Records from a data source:
%%

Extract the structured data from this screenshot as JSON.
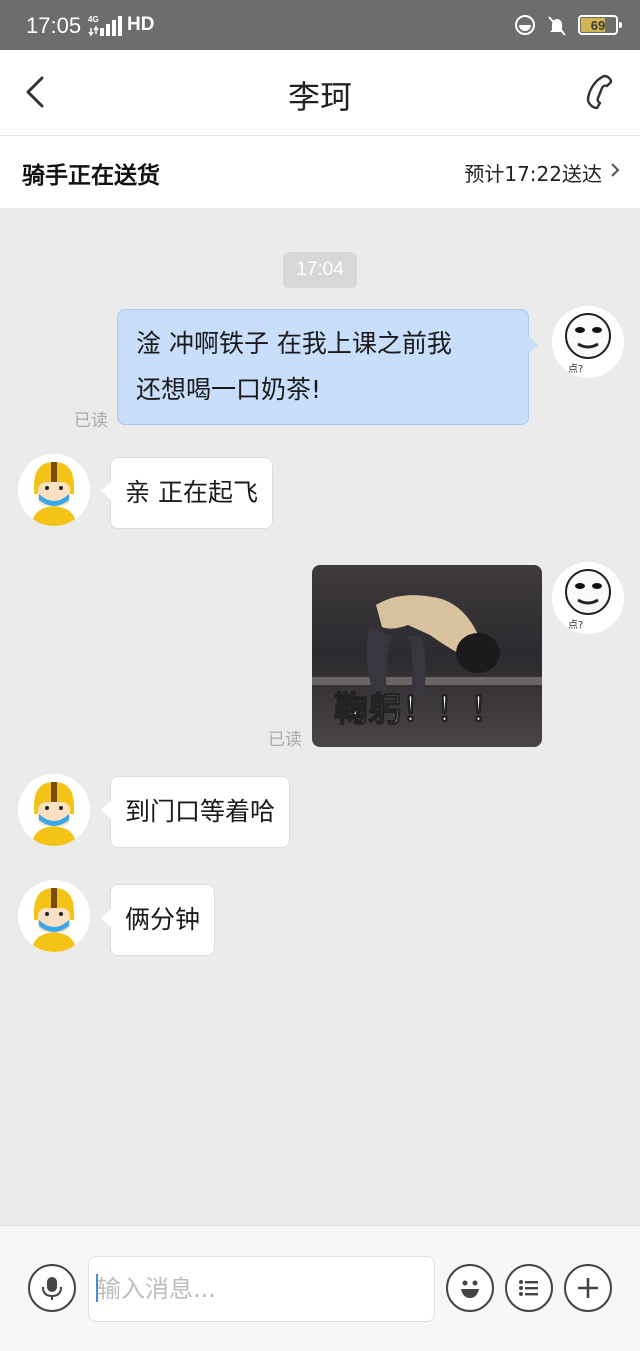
{
  "status_bar": {
    "time": "17:05",
    "network": "4G",
    "hd": "HD",
    "battery": "69"
  },
  "header": {
    "title": "李珂"
  },
  "delivery": {
    "status": "骑手正在送货",
    "eta": "预计17:22送达"
  },
  "chat": {
    "timestamp": "17:04",
    "messages": [
      {
        "side": "right",
        "type": "text",
        "lines": [
          "淦  冲啊铁子 在我上课之前我",
          "还想喝一口奶茶!"
        ],
        "read_label": "已读"
      },
      {
        "side": "left",
        "type": "text",
        "text": "亲  正在起飞"
      },
      {
        "side": "right",
        "type": "sticker",
        "caption": "鞠躬！！！",
        "read_label": "已读"
      },
      {
        "side": "left",
        "type": "text",
        "text": "到门口等着哈"
      },
      {
        "side": "left",
        "type": "text",
        "text": "俩分钟"
      }
    ],
    "my_avatar_caption": "点?"
  },
  "input_bar": {
    "placeholder": "输入消息..."
  },
  "icons": {
    "back": "chevron-left-icon",
    "call": "phone-icon",
    "eta": "chevron-right-icon",
    "voice": "microphone-icon",
    "emoji": "emoji-icon",
    "quick_reply": "list-icon",
    "more": "plus-icon"
  },
  "colors": {
    "my_bubble": "#c9defa",
    "other_bubble": "#ffffff",
    "chat_bg": "#ebebeb",
    "rider_helmet": "#f3c417"
  }
}
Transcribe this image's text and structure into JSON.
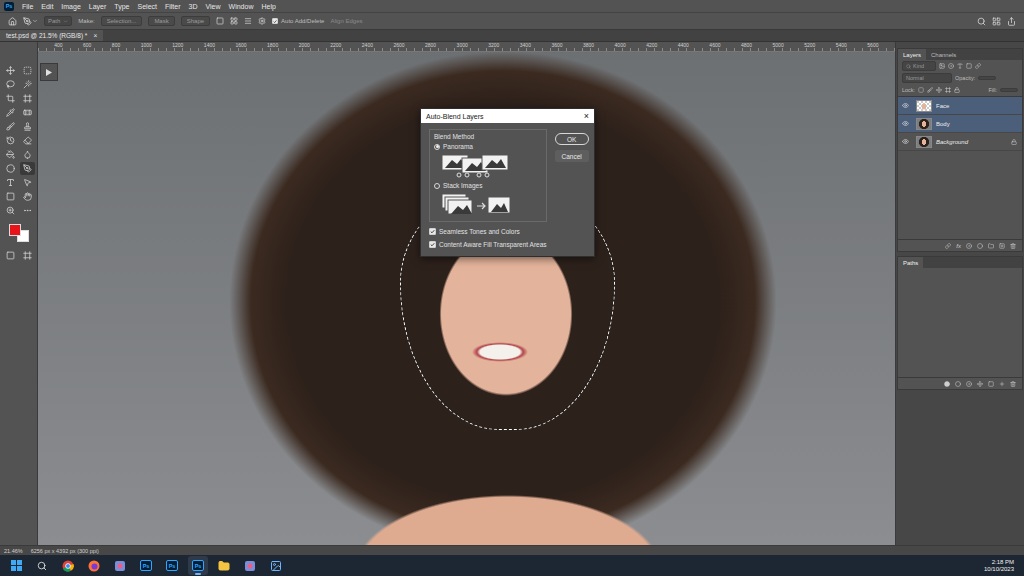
{
  "app": {
    "logo": "Ps"
  },
  "menu": [
    "File",
    "Edit",
    "Image",
    "Layer",
    "Type",
    "Select",
    "Filter",
    "3D",
    "View",
    "Window",
    "Help"
  ],
  "options_bar": {
    "mode": "Path",
    "make_label": "Make:",
    "buttons": [
      "Selection...",
      "Mask",
      "Shape"
    ],
    "auto_add_delete": {
      "label": "Auto Add/Delete",
      "checked": true
    },
    "align_edges": {
      "label": "Align Edges",
      "disabled": true
    }
  },
  "document_tab": {
    "title": "test.psd @ 21.5% (RGB/8) *",
    "close": "×"
  },
  "ruler": [
    "400",
    "600",
    "800",
    "1000",
    "1200",
    "1400",
    "1600",
    "1800",
    "2000",
    "2200",
    "2400",
    "2600",
    "2800",
    "3000",
    "3200",
    "3400",
    "3600",
    "3800",
    "4000",
    "4200",
    "4400",
    "4600",
    "4800",
    "5000",
    "5200",
    "5400",
    "5600"
  ],
  "tools": [
    {
      "selected": false
    },
    {
      "selected": false
    },
    {
      "selected": false
    },
    {
      "selected": false
    },
    {
      "selected": false
    },
    {
      "selected": false
    },
    {
      "selected": false
    },
    {
      "selected": false
    },
    {
      "selected": false
    },
    {
      "selected": false
    },
    {
      "selected": false
    },
    {
      "selected": false
    },
    {
      "selected": false
    },
    {
      "selected": false
    },
    {
      "selected": false
    },
    {
      "selected": true
    },
    {
      "selected": false
    },
    {
      "selected": false
    },
    {
      "selected": false
    },
    {
      "selected": false
    },
    {
      "selected": false
    },
    {
      "selected": false
    },
    {
      "selected": false
    },
    {
      "selected": false
    }
  ],
  "swatches": {
    "foreground": "#e8141a",
    "background": "#ffffff"
  },
  "dialog": {
    "title": "Auto-Blend Layers",
    "close": "×",
    "group_label": "Blend Method",
    "methods": [
      {
        "label": "Panorama",
        "selected": true,
        "kind": "panorama"
      },
      {
        "label": "Stack Images",
        "selected": false,
        "kind": "stack"
      }
    ],
    "options": [
      {
        "label": "Seamless Tones and Colors",
        "checked": true
      },
      {
        "label": "Content Aware Fill Transparent Areas",
        "checked": true
      }
    ],
    "buttons": [
      {
        "label": "OK",
        "default": true
      },
      {
        "label": "Cancel",
        "default": false
      }
    ]
  },
  "layers_panel": {
    "tabs": [
      {
        "label": "Layers",
        "selected": true
      },
      {
        "label": "Channels",
        "selected": false
      }
    ],
    "search": "Kind",
    "blend_mode": "Normal",
    "opacity_label": "Opacity:",
    "lock_label": "Lock:",
    "fill_label": "Fill:",
    "fx": "fx",
    "layers": [
      {
        "name": "Face",
        "selected": true,
        "visible": true,
        "locked": false,
        "kind": "cutout"
      },
      {
        "name": "Body",
        "selected": true,
        "visible": true,
        "locked": false,
        "kind": "photo"
      },
      {
        "name": "Background",
        "selected": false,
        "visible": true,
        "locked": true,
        "kind": "photo"
      }
    ]
  },
  "paths_panel": {
    "tabs": [
      {
        "label": "Paths",
        "selected": true
      }
    ]
  },
  "status_bar": {
    "zoom": "21.46%",
    "size": "6256 px x 4392 px (300 ppi)"
  },
  "taskbar": {
    "apps": [
      {
        "kind": "windows",
        "label": "",
        "active": false
      },
      {
        "kind": "search",
        "label": "",
        "active": false
      },
      {
        "kind": "chrome",
        "label": "",
        "active": false
      },
      {
        "kind": "firefox",
        "label": "",
        "active": false
      },
      {
        "kind": "app",
        "label": "",
        "active": false
      },
      {
        "kind": "ps",
        "label": "Ps",
        "active": false
      },
      {
        "kind": "ps",
        "label": "Ps",
        "active": false
      },
      {
        "kind": "ps",
        "label": "Ps",
        "active": true
      },
      {
        "kind": "folder",
        "label": "",
        "active": false
      },
      {
        "kind": "app",
        "label": "",
        "active": false
      },
      {
        "kind": "photos",
        "label": "",
        "active": false
      }
    ],
    "time": "2:18 PM",
    "date": "10/10/2023"
  }
}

%%

[What you are asked to do]: Quote the entries above word for word. Leave the images out.

[Task solution]:
Extract the structured data from this screenshot as JSON.
{
  "status_bar": {
    "time": "17:05",
    "network": "4G",
    "hd": "HD",
    "battery": "69"
  },
  "header": {
    "title": "李珂"
  },
  "delivery": {
    "status": "骑手正在送货",
    "eta": "预计17:22送达"
  },
  "chat": {
    "timestamp": "17:04",
    "messages": [
      {
        "side": "right",
        "type": "text",
        "lines": [
          "淦  冲啊铁子 在我上课之前我",
          "还想喝一口奶茶!"
        ],
        "read_label": "已读"
      },
      {
        "side": "left",
        "type": "text",
        "text": "亲  正在起飞"
      },
      {
        "side": "right",
        "type": "sticker",
        "caption": "鞠躬！！！",
        "read_label": "已读"
      },
      {
        "side": "left",
        "type": "text",
        "text": "到门口等着哈"
      },
      {
        "side": "left",
        "type": "text",
        "text": "俩分钟"
      }
    ],
    "my_avatar_caption": "点?"
  },
  "input_bar": {
    "placeholder": "输入消息..."
  },
  "icons": {
    "back": "chevron-left-icon",
    "call": "phone-icon",
    "eta": "chevron-right-icon",
    "voice": "microphone-icon",
    "emoji": "emoji-icon",
    "quick_reply": "list-icon",
    "more": "plus-icon"
  },
  "colors": {
    "my_bubble": "#c9defa",
    "other_bubble": "#ffffff",
    "chat_bg": "#ebebeb",
    "rider_helmet": "#f3c417"
  }
}
Transcribe this image's text and structure into JSON.
{
  "app": {
    "logo": "Ps"
  },
  "menu": [
    "File",
    "Edit",
    "Image",
    "Layer",
    "Type",
    "Select",
    "Filter",
    "3D",
    "View",
    "Window",
    "Help"
  ],
  "options_bar": {
    "mode": "Path",
    "make_label": "Make:",
    "buttons": [
      "Selection...",
      "Mask",
      "Shape"
    ],
    "auto_add_delete": {
      "label": "Auto Add/Delete",
      "checked": true
    },
    "align_edges": {
      "label": "Align Edges",
      "disabled": true
    }
  },
  "document_tab": {
    "title": "test.psd @ 21.5% (RGB/8) *",
    "close": "×"
  },
  "ruler": [
    "400",
    "600",
    "800",
    "1000",
    "1200",
    "1400",
    "1600",
    "1800",
    "2000",
    "2200",
    "2400",
    "2600",
    "2800",
    "3000",
    "3200",
    "3400",
    "3600",
    "3800",
    "4000",
    "4200",
    "4400",
    "4600",
    "4800",
    "5000",
    "5200",
    "5400",
    "5600"
  ],
  "tools": [
    {
      "selected": false
    },
    {
      "selected": false
    },
    {
      "selected": false
    },
    {
      "selected": false
    },
    {
      "selected": false
    },
    {
      "selected": false
    },
    {
      "selected": false
    },
    {
      "selected": false
    },
    {
      "selected": false
    },
    {
      "selected": false
    },
    {
      "selected": false
    },
    {
      "selected": false
    },
    {
      "selected": false
    },
    {
      "selected": false
    },
    {
      "selected": false
    },
    {
      "selected": true
    },
    {
      "selected": false
    },
    {
      "selected": false
    },
    {
      "selected": false
    },
    {
      "selected": false
    },
    {
      "selected": false
    },
    {
      "selected": false
    },
    {
      "selected": false
    },
    {
      "selected": false
    }
  ],
  "swatches": {
    "foreground": "#e8141a",
    "background": "#ffffff"
  },
  "dialog": {
    "title": "Auto-Blend Layers",
    "close": "×",
    "group_label": "Blend Method",
    "methods": [
      {
        "label": "Panorama",
        "selected": true,
        "kind": "panorama"
      },
      {
        "label": "Stack Images",
        "selected": false,
        "kind": "stack"
      }
    ],
    "options": [
      {
        "label": "Seamless Tones and Colors",
        "checked": true
      },
      {
        "label": "Content Aware Fill Transparent Areas",
        "checked": true
      }
    ],
    "buttons": [
      {
        "label": "OK",
        "default": true
      },
      {
        "label": "Cancel",
        "default": false
      }
    ]
  },
  "layers_panel": {
    "tabs": [
      {
        "label": "Layers",
        "selected": true
      },
      {
        "label": "Channels",
        "selected": false
      }
    ],
    "search": "Kind",
    "blend_mode": "Normal",
    "opacity_label": "Opacity:",
    "lock_label": "Lock:",
    "fill_label": "Fill:",
    "fx": "fx",
    "layers": [
      {
        "name": "Face",
        "selected": true,
        "visible": true,
        "locked": false,
        "kind": "cutout"
      },
      {
        "name": "Body",
        "selected": true,
        "visible": true,
        "locked": false,
        "kind": "photo"
      },
      {
        "name": "Background",
        "selected": false,
        "visible": true,
        "locked": true,
        "kind": "photo"
      }
    ]
  },
  "paths_panel": {
    "tabs": [
      {
        "label": "Paths",
        "selected": true
      }
    ]
  },
  "status_bar": {
    "zoom": "21.46%",
    "size": "6256 px x 4392 px (300 ppi)"
  },
  "taskbar": {
    "apps": [
      {
        "kind": "windows",
        "label": "",
        "active": false
      },
      {
        "kind": "search",
        "label": "",
        "active": false
      },
      {
        "kind": "chrome",
        "label": "",
        "active": false
      },
      {
        "kind": "firefox",
        "label": "",
        "active": false
      },
      {
        "kind": "app",
        "label": "",
        "active": false
      },
      {
        "kind": "ps",
        "label": "Ps",
        "active": false
      },
      {
        "kind": "ps",
        "label": "Ps",
        "active": false
      },
      {
        "kind": "ps",
        "label": "Ps",
        "active": true
      },
      {
        "kind": "folder",
        "label": "",
        "active": false
      },
      {
        "kind": "app",
        "label": "",
        "active": false
      },
      {
        "kind": "photos",
        "label": "",
        "active": false
      }
    ],
    "time": "2:18 PM",
    "date": "10/10/2023"
  }
}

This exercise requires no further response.